## TO DO
Please list all lines of the material below in which the string "problem" occurs.

-------- DATASET EXTRACT --------

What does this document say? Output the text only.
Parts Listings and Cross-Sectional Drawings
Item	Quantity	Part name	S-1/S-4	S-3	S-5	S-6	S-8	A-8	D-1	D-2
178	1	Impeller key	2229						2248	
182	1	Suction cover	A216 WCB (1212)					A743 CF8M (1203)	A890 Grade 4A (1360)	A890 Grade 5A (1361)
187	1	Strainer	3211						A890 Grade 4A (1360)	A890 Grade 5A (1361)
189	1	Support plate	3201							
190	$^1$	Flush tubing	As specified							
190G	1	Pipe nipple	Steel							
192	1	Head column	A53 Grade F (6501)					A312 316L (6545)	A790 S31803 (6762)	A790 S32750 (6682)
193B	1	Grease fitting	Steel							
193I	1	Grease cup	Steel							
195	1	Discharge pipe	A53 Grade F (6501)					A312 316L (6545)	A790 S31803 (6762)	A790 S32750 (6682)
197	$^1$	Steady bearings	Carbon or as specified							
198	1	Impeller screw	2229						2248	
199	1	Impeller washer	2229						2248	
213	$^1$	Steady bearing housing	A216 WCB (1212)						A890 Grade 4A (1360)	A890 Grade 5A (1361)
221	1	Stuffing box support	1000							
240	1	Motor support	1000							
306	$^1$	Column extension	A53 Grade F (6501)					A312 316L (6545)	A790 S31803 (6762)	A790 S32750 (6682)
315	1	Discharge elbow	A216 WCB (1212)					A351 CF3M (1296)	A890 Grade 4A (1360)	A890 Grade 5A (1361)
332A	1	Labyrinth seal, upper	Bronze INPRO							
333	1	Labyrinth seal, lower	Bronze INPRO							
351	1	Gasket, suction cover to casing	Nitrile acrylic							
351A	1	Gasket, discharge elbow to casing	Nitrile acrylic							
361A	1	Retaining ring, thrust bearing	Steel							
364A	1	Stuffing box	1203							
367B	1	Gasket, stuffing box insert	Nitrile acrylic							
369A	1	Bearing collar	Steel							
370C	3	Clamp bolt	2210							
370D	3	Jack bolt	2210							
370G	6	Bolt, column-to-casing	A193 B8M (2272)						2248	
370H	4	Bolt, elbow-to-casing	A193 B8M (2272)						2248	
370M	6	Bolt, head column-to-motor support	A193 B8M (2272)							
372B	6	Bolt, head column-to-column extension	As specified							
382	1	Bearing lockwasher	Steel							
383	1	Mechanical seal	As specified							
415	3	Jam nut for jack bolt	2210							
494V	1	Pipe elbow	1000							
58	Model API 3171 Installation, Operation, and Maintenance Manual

--------
-------- DATASET EXTRACT --------

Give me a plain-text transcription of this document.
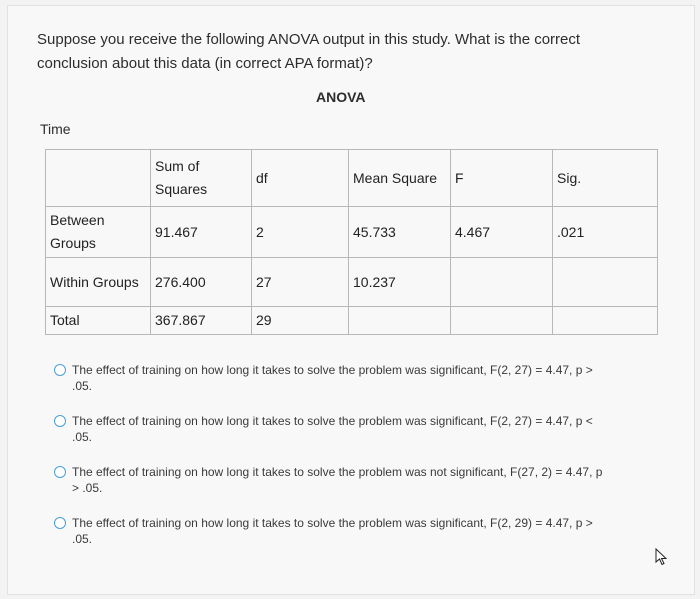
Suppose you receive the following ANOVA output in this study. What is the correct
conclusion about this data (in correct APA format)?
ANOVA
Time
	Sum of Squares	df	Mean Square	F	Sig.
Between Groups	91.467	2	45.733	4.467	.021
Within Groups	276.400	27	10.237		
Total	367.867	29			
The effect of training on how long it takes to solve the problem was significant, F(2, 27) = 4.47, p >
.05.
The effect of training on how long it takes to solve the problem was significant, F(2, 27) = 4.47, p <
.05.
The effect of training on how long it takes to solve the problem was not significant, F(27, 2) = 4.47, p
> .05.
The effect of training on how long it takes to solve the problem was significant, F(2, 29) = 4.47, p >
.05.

--------
-------- DATASET EXTRACT --------

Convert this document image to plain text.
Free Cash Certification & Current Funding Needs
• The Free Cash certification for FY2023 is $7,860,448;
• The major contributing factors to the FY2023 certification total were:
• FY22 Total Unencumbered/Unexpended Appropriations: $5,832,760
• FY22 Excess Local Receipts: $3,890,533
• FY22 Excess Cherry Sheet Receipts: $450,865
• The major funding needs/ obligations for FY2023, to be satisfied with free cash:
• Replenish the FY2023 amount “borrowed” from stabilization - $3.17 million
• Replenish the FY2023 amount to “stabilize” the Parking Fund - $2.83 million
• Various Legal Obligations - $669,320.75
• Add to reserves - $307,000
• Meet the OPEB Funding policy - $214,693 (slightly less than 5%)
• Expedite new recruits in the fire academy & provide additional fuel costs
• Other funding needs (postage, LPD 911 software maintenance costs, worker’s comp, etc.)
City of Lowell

--------

## WRITTEN SOLUTION
The effect of training on how long it takes to solve the problem was significant, F(2, 27) = 4.47, p >
The effect of training on how long it takes to solve the problem was significant, F(2, 27) = 4.47, p <
The effect of training on how long it takes to solve the problem was not significant, F(27, 2) = 4.47, p
The effect of training on how long it takes to solve the problem was significant, F(2, 29) = 4.47, p >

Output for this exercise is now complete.